* _Task goal_: Copy every line in which the string "posted" occurs.

begin Task material

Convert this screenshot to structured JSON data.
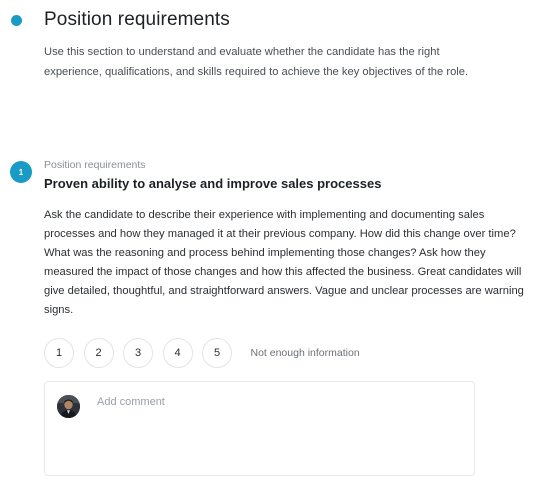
{
  "section": {
    "title": "Position requirements",
    "description": "Use this section to understand and evaluate whether the candidate has the right experience, qualifications, and skills required to achieve the key objectives of the role."
  },
  "question": {
    "number": "1",
    "category": "Position requirements",
    "title": "Proven ability to analyse and improve sales processes",
    "body": "Ask the candidate to describe their experience with implementing and documenting sales processes and how they managed it at their previous company. How did this change over time? What was the reasoning and process behind implementing those changes? Ask how they measured the impact of those changes and how this affected the business. Great candidates will give detailed, thoughtful, and straightforward answers. Vague and unclear processes are warning signs."
  },
  "rating": {
    "options": [
      "1",
      "2",
      "3",
      "4",
      "5"
    ],
    "not_enough_label": "Not enough information"
  },
  "comment": {
    "placeholder": "Add comment",
    "value": ""
  },
  "colors": {
    "accent": "#1a9bc6"
  }
}
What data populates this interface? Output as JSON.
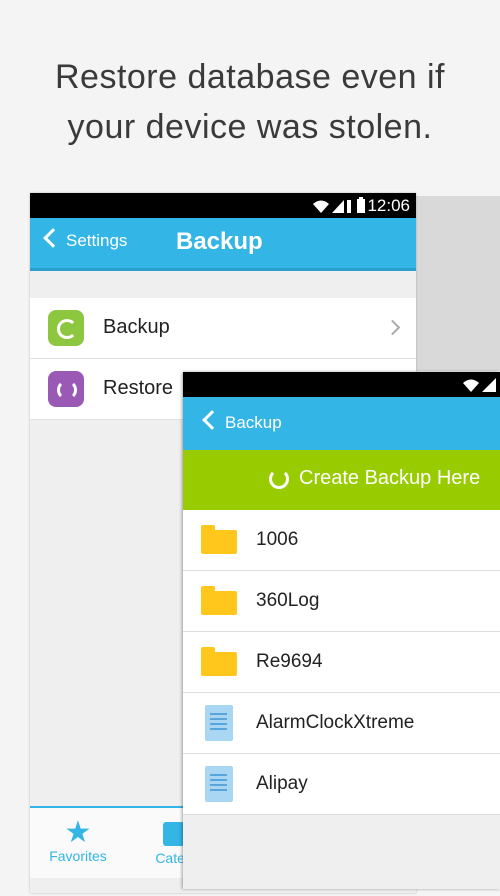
{
  "headline": {
    "line1": "Restore database even if",
    "line2": "your device was stolen."
  },
  "back_screen": {
    "status_time": "12:06",
    "back_label": "Settings",
    "title": "Backup",
    "menu": [
      {
        "label": "Backup",
        "icon": "backup-icon",
        "color": "#8dc63f"
      },
      {
        "label": "Restore",
        "icon": "restore-icon",
        "color": "#9b59b6"
      }
    ],
    "nav": [
      {
        "label": "Favorites",
        "icon": "star-icon"
      },
      {
        "label": "Categ",
        "icon": "categories-icon"
      }
    ]
  },
  "front_screen": {
    "back_label": "Backup",
    "create_label": "Create Backup Here",
    "files": [
      {
        "name": "1006",
        "type": "folder"
      },
      {
        "name": "360Log",
        "type": "folder"
      },
      {
        "name": "Re9694",
        "type": "folder"
      },
      {
        "name": "AlarmClockXtreme",
        "type": "document"
      },
      {
        "name": "Alipay",
        "type": "document"
      }
    ]
  },
  "colors": {
    "accent": "#33b5e5",
    "create_bar": "#99cc00",
    "folder": "#ffc61b"
  }
}
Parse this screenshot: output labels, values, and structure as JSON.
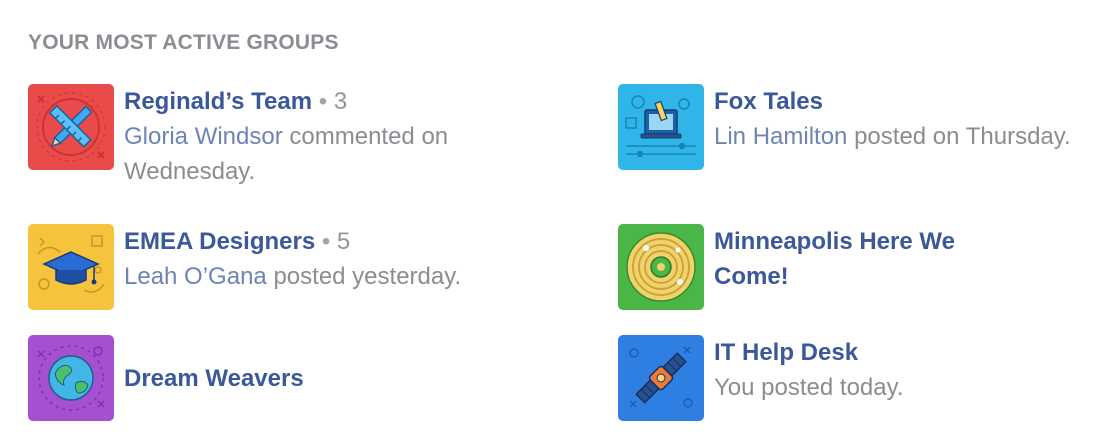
{
  "heading": "YOUR MOST ACTIVE GROUPS",
  "separator": " • ",
  "groups": [
    {
      "name": "Reginald’s Team",
      "count": "3",
      "person": "Gloria Windsor",
      "activity": " commented on Wednesday.",
      "icon": "pencil-ruler-icon",
      "color": "#e94b4b"
    },
    {
      "name": "Fox Tales",
      "count": "",
      "person": "Lin Hamilton",
      "activity": " posted on Thursday.",
      "icon": "laptop-icon",
      "color": "#2fb5e8"
    },
    {
      "name": "EMEA Designers",
      "count": "5",
      "person": "Leah O’Gana",
      "activity": " posted yesterday.",
      "icon": "graduation-cap-icon",
      "color": "#f6c43c"
    },
    {
      "name": "Minneapolis Here We Come!",
      "count": "",
      "person": "",
      "activity": "",
      "icon": "target-map-icon",
      "color": "#4bb648"
    },
    {
      "name": "Dream Weavers",
      "count": "",
      "person": "",
      "activity": "",
      "icon": "globe-icon",
      "color": "#a54fd1"
    },
    {
      "name": "IT Help Desk",
      "count": "",
      "person": "",
      "activity": "You posted today.",
      "icon": "satellite-icon",
      "color": "#2f7fe3"
    }
  ]
}
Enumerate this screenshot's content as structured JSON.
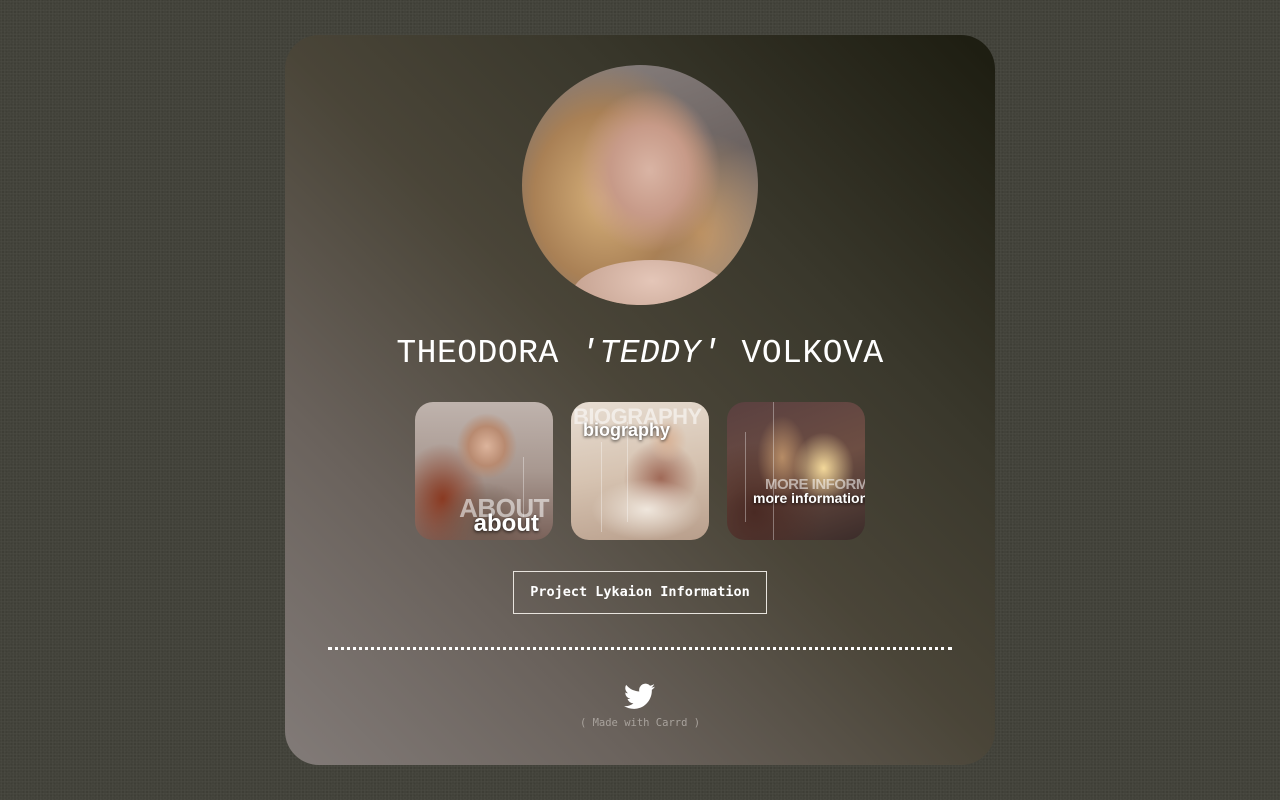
{
  "profile": {
    "avatar_alt": "profile photo",
    "name_first": "THEODORA",
    "name_nick": "'TEDDY'",
    "name_last": "VOLKOVA"
  },
  "tiles": [
    {
      "ghost": "ABOUT",
      "label": "about"
    },
    {
      "ghost": "BIOGRAPHY",
      "label": "biography"
    },
    {
      "ghost": "MORE INFORMATION",
      "label": "more information"
    }
  ],
  "button": {
    "label": "Project Lykaion Information"
  },
  "footer": {
    "social_icon": "twitter-icon",
    "credit": "( Made with Carrd )"
  },
  "colors": {
    "page_background": "#42423a",
    "text": "#ffffff",
    "credit_text": "#a8a29c"
  }
}
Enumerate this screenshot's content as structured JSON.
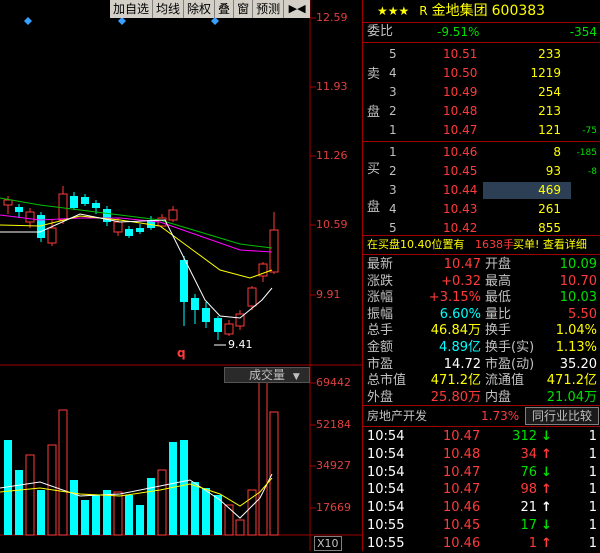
{
  "toolbar": {
    "items": [
      "加自选",
      "均线",
      "除权",
      "叠",
      "窗",
      "预测"
    ],
    "arrow": "▶◀"
  },
  "chart": {
    "price_labels": [
      "12.59",
      "11.93",
      "11.26",
      "10.59",
      "9.91"
    ],
    "low_marker": "9.41",
    "q_marker": "q",
    "volume_tab": "成交量",
    "volume_labels": [
      "69442",
      "52184",
      "34927",
      "17669"
    ],
    "x10": "X10",
    "colors": {
      "up": "#ff3b3b",
      "down": "#00ffff",
      "ma5": "#ffffff",
      "ma10": "#ffff00",
      "ma20": "#ff00ff",
      "ma30": "#00c000"
    }
  },
  "chart_data": {
    "type": "candlestick",
    "price_axis": [
      12.59,
      11.93,
      11.26,
      10.59,
      9.91
    ],
    "low_label": 9.41,
    "volume_axis": [
      69442,
      52184,
      34927,
      17669
    ]
  },
  "quote": {
    "stars": "★★★",
    "prefix": "R",
    "name": "金地集团",
    "code": "600383",
    "weibi_label": "委比",
    "weibi_pct": "-9.51%",
    "weibi_diff": "-354",
    "sell_label": [
      "卖",
      "盘"
    ],
    "buy_label": [
      "买",
      "盘"
    ],
    "sells": [
      {
        "lvl": "5",
        "price": "10.51",
        "vol": "233",
        "chg": ""
      },
      {
        "lvl": "4",
        "price": "10.50",
        "vol": "1219",
        "chg": ""
      },
      {
        "lvl": "3",
        "price": "10.49",
        "vol": "254",
        "chg": ""
      },
      {
        "lvl": "2",
        "price": "10.48",
        "vol": "213",
        "chg": ""
      },
      {
        "lvl": "1",
        "price": "10.47",
        "vol": "121",
        "chg": "-75"
      }
    ],
    "buys": [
      {
        "lvl": "1",
        "price": "10.46",
        "vol": "8",
        "chg": "-185"
      },
      {
        "lvl": "2",
        "price": "10.45",
        "vol": "93",
        "chg": "-8"
      },
      {
        "lvl": "3",
        "price": "10.44",
        "vol": "469",
        "chg": ""
      },
      {
        "lvl": "4",
        "price": "10.43",
        "vol": "261",
        "chg": ""
      },
      {
        "lvl": "5",
        "price": "10.42",
        "vol": "855",
        "chg": ""
      }
    ],
    "notice_text": "在买盘10.40位置有",
    "notice_vol": "1638手",
    "notice_link": "买单! 查看详细",
    "stats": [
      {
        "l1": "最新",
        "v1": "10.47",
        "c1": "red",
        "l2": "开盘",
        "v2": "10.09",
        "c2": "green"
      },
      {
        "l1": "涨跌",
        "v1": "+0.32",
        "c1": "red",
        "l2": "最高",
        "v2": "10.70",
        "c2": "red"
      },
      {
        "l1": "涨幅",
        "v1": "+3.15%",
        "c1": "red",
        "l2": "最低",
        "v2": "10.03",
        "c2": "green"
      },
      {
        "l1": "振幅",
        "v1": "6.60%",
        "c1": "cyan",
        "l2": "量比",
        "v2": "5.50",
        "c2": "red"
      },
      {
        "l1": "总手",
        "v1": "46.84万",
        "c1": "yellow",
        "l2": "换手",
        "v2": "1.04%",
        "c2": "yellow"
      },
      {
        "l1": "金额",
        "v1": "4.89亿",
        "c1": "cyan",
        "l2": "换手(实)",
        "v2": "1.13%",
        "c2": "yellow"
      },
      {
        "l1": "市盈",
        "v1": "14.72",
        "c1": "white",
        "l2": "市盈(动)",
        "v2": "35.20",
        "c2": "white"
      },
      {
        "l1": "总市值",
        "v1": "471.2亿",
        "c1": "yellow",
        "l2": "流通值",
        "v2": "471.2亿",
        "c2": "yellow"
      },
      {
        "l1": "外盘",
        "v1": "25.80万",
        "c1": "red",
        "l2": "内盘",
        "v2": "21.04万",
        "c2": "green"
      }
    ],
    "sector_name": "房地产开发",
    "sector_pct": "1.73%",
    "sector_btn": "同行业比较",
    "ticks": [
      {
        "t": "10:54",
        "p": "10.47",
        "v": "312",
        "a": "↓",
        "ac": "green",
        "n": "1"
      },
      {
        "t": "10:54",
        "p": "10.48",
        "v": "34",
        "a": "↑",
        "ac": "red",
        "n": "1"
      },
      {
        "t": "10:54",
        "p": "10.47",
        "v": "76",
        "a": "↓",
        "ac": "green",
        "n": "1"
      },
      {
        "t": "10:54",
        "p": "10.47",
        "v": "98",
        "a": "↑",
        "ac": "red",
        "n": "1"
      },
      {
        "t": "10:54",
        "p": "10.46",
        "v": "21",
        "a": "↑",
        "ac": "white",
        "n": "1"
      },
      {
        "t": "10:55",
        "p": "10.45",
        "v": "17",
        "a": "↓",
        "ac": "green",
        "n": "1"
      },
      {
        "t": "10:55",
        "p": "10.46",
        "v": "1",
        "a": "↑",
        "ac": "red",
        "n": "1"
      }
    ]
  }
}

end Task material

* _Finished exercise_:
      "activity": " posted on Thursday.",
      "activity": " posted yesterday.",
      "activity": "You posted today.",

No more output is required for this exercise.